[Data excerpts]
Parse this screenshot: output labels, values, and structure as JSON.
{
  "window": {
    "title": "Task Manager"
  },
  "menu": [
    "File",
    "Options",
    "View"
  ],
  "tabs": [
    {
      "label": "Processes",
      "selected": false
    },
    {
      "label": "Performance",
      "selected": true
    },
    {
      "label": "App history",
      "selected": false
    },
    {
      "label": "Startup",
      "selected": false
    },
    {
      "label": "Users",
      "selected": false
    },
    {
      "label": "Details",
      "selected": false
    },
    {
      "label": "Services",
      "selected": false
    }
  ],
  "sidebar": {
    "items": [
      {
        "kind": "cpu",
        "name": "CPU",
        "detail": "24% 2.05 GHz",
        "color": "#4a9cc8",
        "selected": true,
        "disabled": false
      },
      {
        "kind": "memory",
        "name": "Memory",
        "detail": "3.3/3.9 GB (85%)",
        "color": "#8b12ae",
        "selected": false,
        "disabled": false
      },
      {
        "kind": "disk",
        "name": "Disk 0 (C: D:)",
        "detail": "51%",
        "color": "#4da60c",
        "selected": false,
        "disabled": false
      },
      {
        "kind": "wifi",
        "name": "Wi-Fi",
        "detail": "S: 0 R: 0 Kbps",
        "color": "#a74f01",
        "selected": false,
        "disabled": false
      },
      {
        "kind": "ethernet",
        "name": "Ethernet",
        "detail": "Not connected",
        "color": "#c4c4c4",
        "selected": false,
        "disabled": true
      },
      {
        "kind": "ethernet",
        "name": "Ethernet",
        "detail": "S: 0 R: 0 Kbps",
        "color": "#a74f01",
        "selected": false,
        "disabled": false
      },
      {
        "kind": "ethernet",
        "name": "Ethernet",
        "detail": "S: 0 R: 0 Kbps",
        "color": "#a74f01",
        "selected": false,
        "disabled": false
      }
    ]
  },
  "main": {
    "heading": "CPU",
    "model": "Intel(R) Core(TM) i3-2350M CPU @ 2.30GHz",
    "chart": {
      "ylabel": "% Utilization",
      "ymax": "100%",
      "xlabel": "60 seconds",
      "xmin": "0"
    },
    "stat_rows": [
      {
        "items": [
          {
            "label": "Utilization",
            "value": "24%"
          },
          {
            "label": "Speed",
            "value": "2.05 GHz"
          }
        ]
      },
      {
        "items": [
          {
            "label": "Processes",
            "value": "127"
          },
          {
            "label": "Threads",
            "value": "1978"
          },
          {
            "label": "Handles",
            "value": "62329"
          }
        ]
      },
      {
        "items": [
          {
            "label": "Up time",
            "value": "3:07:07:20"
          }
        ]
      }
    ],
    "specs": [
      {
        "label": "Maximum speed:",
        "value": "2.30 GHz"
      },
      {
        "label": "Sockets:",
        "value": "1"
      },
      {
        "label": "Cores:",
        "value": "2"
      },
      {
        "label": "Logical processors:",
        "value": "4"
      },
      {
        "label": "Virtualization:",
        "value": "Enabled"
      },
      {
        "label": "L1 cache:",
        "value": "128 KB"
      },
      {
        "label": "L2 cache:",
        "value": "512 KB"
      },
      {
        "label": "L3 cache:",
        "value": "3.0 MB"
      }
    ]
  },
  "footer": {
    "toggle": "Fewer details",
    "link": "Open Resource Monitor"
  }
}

*Written problem*
Send back each record exactly as it stands.

*Reply*
Parse this screenshot: output labels, values, and structure as JSON.
{
  "window": {
    "title": "Task Manager"
  },
  "menu": [
    "File",
    "Options",
    "View"
  ],
  "tabs": [
    {
      "label": "Processes",
      "selected": false
    },
    {
      "label": "Performance",
      "selected": true
    },
    {
      "label": "App history",
      "selected": false
    },
    {
      "label": "Startup",
      "selected": false
    },
    {
      "label": "Users",
      "selected": false
    },
    {
      "label": "Details",
      "selected": false
    },
    {
      "label": "Services",
      "selected": false
    }
  ],
  "sidebar": {
    "items": [
      {
        "kind": "cpu",
        "name": "CPU",
        "detail": "24% 2.05 GHz",
        "color": "#4a9cc8",
        "selected": true,
        "disabled": false
      },
      {
        "kind": "memory",
        "name": "Memory",
        "detail": "3.3/3.9 GB (85%)",
        "color": "#8b12ae",
        "selected": false,
        "disabled": false
      },
      {
        "kind": "disk",
        "name": "Disk 0 (C: D:)",
        "detail": "51%",
        "color": "#4da60c",
        "selected": false,
        "disabled": false
      },
      {
        "kind": "wifi",
        "name": "Wi-Fi",
        "detail": "S: 0 R: 0 Kbps",
        "color": "#a74f01",
        "selected": false,
        "disabled": false
      },
      {
        "kind": "ethernet",
        "name": "Ethernet",
        "detail": "Not connected",
        "color": "#c4c4c4",
        "selected": false,
        "disabled": true
      },
      {
        "kind": "ethernet",
        "name": "Ethernet",
        "detail": "S: 0 R: 0 Kbps",
        "color": "#a74f01",
        "selected": false,
        "disabled": false
      },
      {
        "kind": "ethernet",
        "name": "Ethernet",
        "detail": "S: 0 R: 0 Kbps",
        "color": "#a74f01",
        "selected": false,
        "disabled": false
      }
    ]
  },
  "main": {
    "heading": "CPU",
    "model": "Intel(R) Core(TM) i3-2350M CPU @ 2.30GHz",
    "chart": {
      "ylabel": "% Utilization",
      "ymax": "100%",
      "xlabel": "60 seconds",
      "xmin": "0"
    },
    "stat_rows": [
      {
        "items": [
          {
            "label": "Utilization",
            "value": "24%"
          },
          {
            "label": "Speed",
            "value": "2.05 GHz"
          }
        ]
      },
      {
        "items": [
          {
            "label": "Processes",
            "value": "127"
          },
          {
            "label": "Threads",
            "value": "1978"
          },
          {
            "label": "Handles",
            "value": "62329"
          }
        ]
      },
      {
        "items": [
          {
            "label": "Up time",
            "value": "3:07:07:20"
          }
        ]
      }
    ],
    "specs": [
      {
        "label": "Maximum speed:",
        "value": "2.30 GHz"
      },
      {
        "label": "Sockets:",
        "value": "1"
      },
      {
        "label": "Cores:",
        "value": "2"
      },
      {
        "label": "Logical processors:",
        "value": "4"
      },
      {
        "label": "Virtualization:",
        "value": "Enabled"
      },
      {
        "label": "L1 cache:",
        "value": "128 KB"
      },
      {
        "label": "L2 cache:",
        "value": "512 KB"
      },
      {
        "label": "L3 cache:",
        "value": "3.0 MB"
      }
    ]
  },
  "footer": {
    "toggle": "Fewer details",
    "link": "Open Resource Monitor"
  }
}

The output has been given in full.